● Figure content listings:

[Begin]

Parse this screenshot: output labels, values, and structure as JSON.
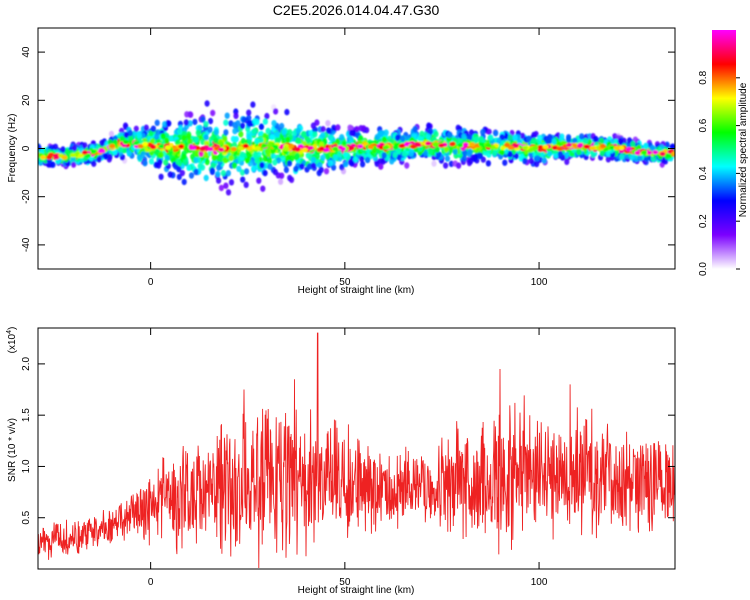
{
  "title": "C2E5.2026.014.04.47.G30",
  "chart_data": [
    {
      "type": "heatmap",
      "xlabel": "Height of straight line (km)",
      "ylabel": "Frequency (Hz)",
      "xlim": [
        -29,
        135
      ],
      "ylim": [
        -50,
        50
      ],
      "xticks": [
        0,
        50,
        100
      ],
      "yticks": [
        -40,
        -20,
        0,
        20,
        40
      ],
      "colorbar": {
        "label": "Normalized spectral amplitude",
        "range": [
          0,
          1
        ],
        "ticks": [
          "0.0",
          "0.2",
          "0.4",
          "0.6",
          "0.8"
        ],
        "colors": [
          "#ffffff",
          "#7b00ff",
          "#0000ff",
          "#00ffff",
          "#00ff00",
          "#ffff00",
          "#ff0000",
          "#ff00ff"
        ]
      },
      "ridge": {
        "x": [
          -29,
          -20,
          -15,
          -11,
          -8,
          -5,
          0,
          10,
          20,
          30,
          40,
          50,
          55,
          60,
          65,
          70,
          80,
          90,
          100,
          110,
          120,
          125,
          130,
          135
        ],
        "y": [
          -3,
          -3,
          -2,
          0,
          2,
          2,
          1,
          0,
          0,
          1,
          0,
          0,
          1,
          1,
          1,
          2,
          1,
          1,
          0,
          1,
          0,
          -1,
          -2,
          -2
        ]
      },
      "spread_hz": {
        "x": [
          -29,
          -10,
          0,
          10,
          20,
          30,
          40,
          50,
          60,
          80,
          100,
          120,
          135
        ],
        "y": [
          3,
          4,
          8,
          12,
          14,
          12,
          10,
          7,
          6,
          6,
          5,
          4,
          3
        ]
      },
      "grid": false
    },
    {
      "type": "line",
      "xlabel": "Height of straight line (km)",
      "ylabel": "SNR (10 * v/v)",
      "multiplier": "(x10",
      "multiplier_exp": "4",
      "xlim": [
        -29,
        135
      ],
      "ylim": [
        0,
        2.35
      ],
      "xticks": [
        0,
        50,
        100
      ],
      "yticks": [
        "0.5",
        "1.0",
        "1.5",
        "2.0"
      ],
      "color": "#ee2222",
      "envelope": {
        "x": [
          -29,
          -20,
          -10,
          -5,
          0,
          10,
          20,
          30,
          40,
          45,
          50,
          60,
          70,
          80,
          90,
          100,
          110,
          120,
          130,
          135
        ],
        "y": [
          0.25,
          0.3,
          0.4,
          0.5,
          0.6,
          0.75,
          0.8,
          0.85,
          0.85,
          0.85,
          0.8,
          0.8,
          0.8,
          0.85,
          0.9,
          0.95,
          0.95,
          0.9,
          0.85,
          0.85
        ]
      },
      "amplitude": {
        "x": [
          -29,
          -5,
          0,
          10,
          20,
          30,
          40,
          50,
          60,
          70,
          80,
          90,
          100,
          110,
          120,
          135
        ],
        "y": [
          0.15,
          0.2,
          0.35,
          0.55,
          0.65,
          0.75,
          0.7,
          0.55,
          0.4,
          0.35,
          0.55,
          0.7,
          0.65,
          0.6,
          0.55,
          0.4
        ]
      },
      "peaks": [
        {
          "x": 43,
          "y": 2.3
        },
        {
          "x": 37,
          "y": 1.85
        },
        {
          "x": 90,
          "y": 1.95
        },
        {
          "x": 24,
          "y": 1.75
        },
        {
          "x": 108,
          "y": 1.8
        }
      ],
      "grid": false
    }
  ]
}
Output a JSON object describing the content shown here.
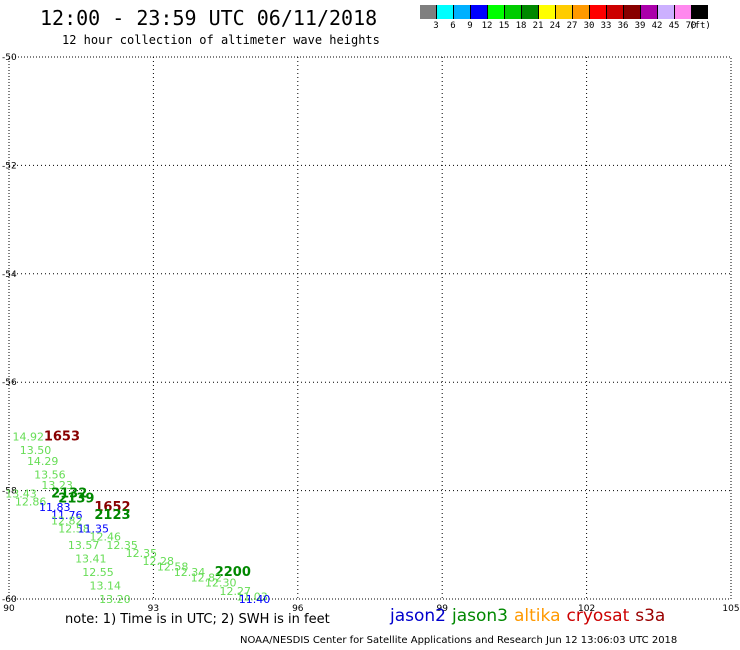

[End]

● Required work: The material above must be printed exactly, with its pictures left out.

● Solution for this task:
Parse this screenshot: output labels, values, and structure as JSON.
{
  "title": "C2E5.2026.014.04.47.G30",
  "chart_data": [
    {
      "type": "heatmap",
      "xlabel": "Height of straight line (km)",
      "ylabel": "Frequency (Hz)",
      "xlim": [
        -29,
        135
      ],
      "ylim": [
        -50,
        50
      ],
      "xticks": [
        0,
        50,
        100
      ],
      "yticks": [
        -40,
        -20,
        0,
        20,
        40
      ],
      "colorbar": {
        "label": "Normalized spectral amplitude",
        "range": [
          0,
          1
        ],
        "ticks": [
          "0.0",
          "0.2",
          "0.4",
          "0.6",
          "0.8"
        ],
        "colors": [
          "#ffffff",
          "#7b00ff",
          "#0000ff",
          "#00ffff",
          "#00ff00",
          "#ffff00",
          "#ff0000",
          "#ff00ff"
        ]
      },
      "ridge": {
        "x": [
          -29,
          -20,
          -15,
          -11,
          -8,
          -5,
          0,
          10,
          20,
          30,
          40,
          50,
          55,
          60,
          65,
          70,
          80,
          90,
          100,
          110,
          120,
          125,
          130,
          135
        ],
        "y": [
          -3,
          -3,
          -2,
          0,
          2,
          2,
          1,
          0,
          0,
          1,
          0,
          0,
          1,
          1,
          1,
          2,
          1,
          1,
          0,
          1,
          0,
          -1,
          -2,
          -2
        ]
      },
      "spread_hz": {
        "x": [
          -29,
          -10,
          0,
          10,
          20,
          30,
          40,
          50,
          60,
          80,
          100,
          120,
          135
        ],
        "y": [
          3,
          4,
          8,
          12,
          14,
          12,
          10,
          7,
          6,
          6,
          5,
          4,
          3
        ]
      },
      "grid": false
    },
    {
      "type": "line",
      "xlabel": "Height of straight line (km)",
      "ylabel": "SNR (10 * v/v)",
      "multiplier": "(x10",
      "multiplier_exp": "4",
      "xlim": [
        -29,
        135
      ],
      "ylim": [
        0,
        2.35
      ],
      "xticks": [
        0,
        50,
        100
      ],
      "yticks": [
        "0.5",
        "1.0",
        "1.5",
        "2.0"
      ],
      "color": "#ee2222",
      "envelope": {
        "x": [
          -29,
          -20,
          -10,
          -5,
          0,
          10,
          20,
          30,
          40,
          45,
          50,
          60,
          70,
          80,
          90,
          100,
          110,
          120,
          130,
          135
        ],
        "y": [
          0.25,
          0.3,
          0.4,
          0.5,
          0.6,
          0.75,
          0.8,
          0.85,
          0.85,
          0.85,
          0.8,
          0.8,
          0.8,
          0.85,
          0.9,
          0.95,
          0.95,
          0.9,
          0.85,
          0.85
        ]
      },
      "amplitude": {
        "x": [
          -29,
          -5,
          0,
          10,
          20,
          30,
          40,
          50,
          60,
          70,
          80,
          90,
          100,
          110,
          120,
          135
        ],
        "y": [
          0.15,
          0.2,
          0.35,
          0.55,
          0.65,
          0.75,
          0.7,
          0.55,
          0.4,
          0.35,
          0.55,
          0.7,
          0.65,
          0.6,
          0.55,
          0.4
        ]
      },
      "peaks": [
        {
          "x": 43,
          "y": 2.3
        },
        {
          "x": 37,
          "y": 1.85
        },
        {
          "x": 90,
          "y": 1.95
        },
        {
          "x": 24,
          "y": 1.75
        },
        {
          "x": 108,
          "y": 1.8
        }
      ],
      "grid": false
    }
  ]
}
Output a JSON object describing the content shown here.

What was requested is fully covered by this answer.